#### Records supplied ####

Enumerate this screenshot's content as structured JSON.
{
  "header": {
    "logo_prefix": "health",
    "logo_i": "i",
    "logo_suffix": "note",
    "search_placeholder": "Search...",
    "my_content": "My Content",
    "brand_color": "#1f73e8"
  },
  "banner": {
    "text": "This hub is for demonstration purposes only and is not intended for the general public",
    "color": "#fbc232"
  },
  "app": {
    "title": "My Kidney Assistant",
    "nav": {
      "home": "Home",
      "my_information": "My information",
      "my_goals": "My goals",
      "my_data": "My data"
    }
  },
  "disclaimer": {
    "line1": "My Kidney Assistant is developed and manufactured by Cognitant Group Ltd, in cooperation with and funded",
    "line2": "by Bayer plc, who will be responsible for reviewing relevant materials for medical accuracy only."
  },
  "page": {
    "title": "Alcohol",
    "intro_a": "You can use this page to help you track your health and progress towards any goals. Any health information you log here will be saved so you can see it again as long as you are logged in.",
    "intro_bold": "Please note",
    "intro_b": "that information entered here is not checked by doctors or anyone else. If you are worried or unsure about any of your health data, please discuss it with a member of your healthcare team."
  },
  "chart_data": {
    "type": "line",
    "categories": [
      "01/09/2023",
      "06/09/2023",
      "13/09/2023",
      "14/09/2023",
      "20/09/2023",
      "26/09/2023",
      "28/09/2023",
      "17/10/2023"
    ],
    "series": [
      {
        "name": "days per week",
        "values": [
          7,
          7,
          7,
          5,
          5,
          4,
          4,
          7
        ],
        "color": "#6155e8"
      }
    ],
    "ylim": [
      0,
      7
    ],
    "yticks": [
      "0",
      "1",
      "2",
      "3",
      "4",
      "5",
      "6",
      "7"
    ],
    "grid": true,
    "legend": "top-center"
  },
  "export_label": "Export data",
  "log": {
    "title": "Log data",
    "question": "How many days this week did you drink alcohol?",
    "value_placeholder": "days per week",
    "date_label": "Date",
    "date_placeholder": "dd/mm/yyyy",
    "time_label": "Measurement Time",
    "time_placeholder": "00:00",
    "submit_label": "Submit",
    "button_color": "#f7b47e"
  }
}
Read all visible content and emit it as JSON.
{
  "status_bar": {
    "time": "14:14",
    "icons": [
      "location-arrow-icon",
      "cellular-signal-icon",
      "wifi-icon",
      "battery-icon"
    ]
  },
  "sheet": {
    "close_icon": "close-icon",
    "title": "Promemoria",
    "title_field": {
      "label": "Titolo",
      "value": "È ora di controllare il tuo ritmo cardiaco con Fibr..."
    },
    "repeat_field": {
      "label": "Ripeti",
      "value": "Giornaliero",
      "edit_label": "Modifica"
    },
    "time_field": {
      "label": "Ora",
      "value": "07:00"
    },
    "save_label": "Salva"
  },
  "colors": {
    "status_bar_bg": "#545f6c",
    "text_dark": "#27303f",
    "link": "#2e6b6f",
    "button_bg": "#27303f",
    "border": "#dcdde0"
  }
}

####

Reproduce the records above exactly, starting with the line that contains "Read all visible content and emit it as JSON." and ending with the last line.

▶ [Result of this exercise]
Read all visible content and emit it as JSON.
{
  "status_bar": {
    "time": "14:14",
    "icons": [
      "location-arrow-icon",
      "cellular-signal-icon",
      "wifi-icon",
      "battery-icon"
    ]
  },
  "sheet": {
    "close_icon": "close-icon",
    "title": "Promemoria",
    "title_field": {
      "label": "Titolo",
      "value": "È ora di controllare il tuo ritmo cardiaco con Fibr..."
    },
    "repeat_field": {
      "label": "Ripeti",
      "value": "Giornaliero",
      "edit_label": "Modifica"
    },
    "time_field": {
      "label": "Ora",
      "value": "07:00"
    },
    "save_label": "Salva"
  },
  "colors": {
    "status_bar_bg": "#545f6c",
    "text_dark": "#27303f",
    "link": "#2e6b6f",
    "button_bg": "#27303f",
    "border": "#dcdde0"
  }
}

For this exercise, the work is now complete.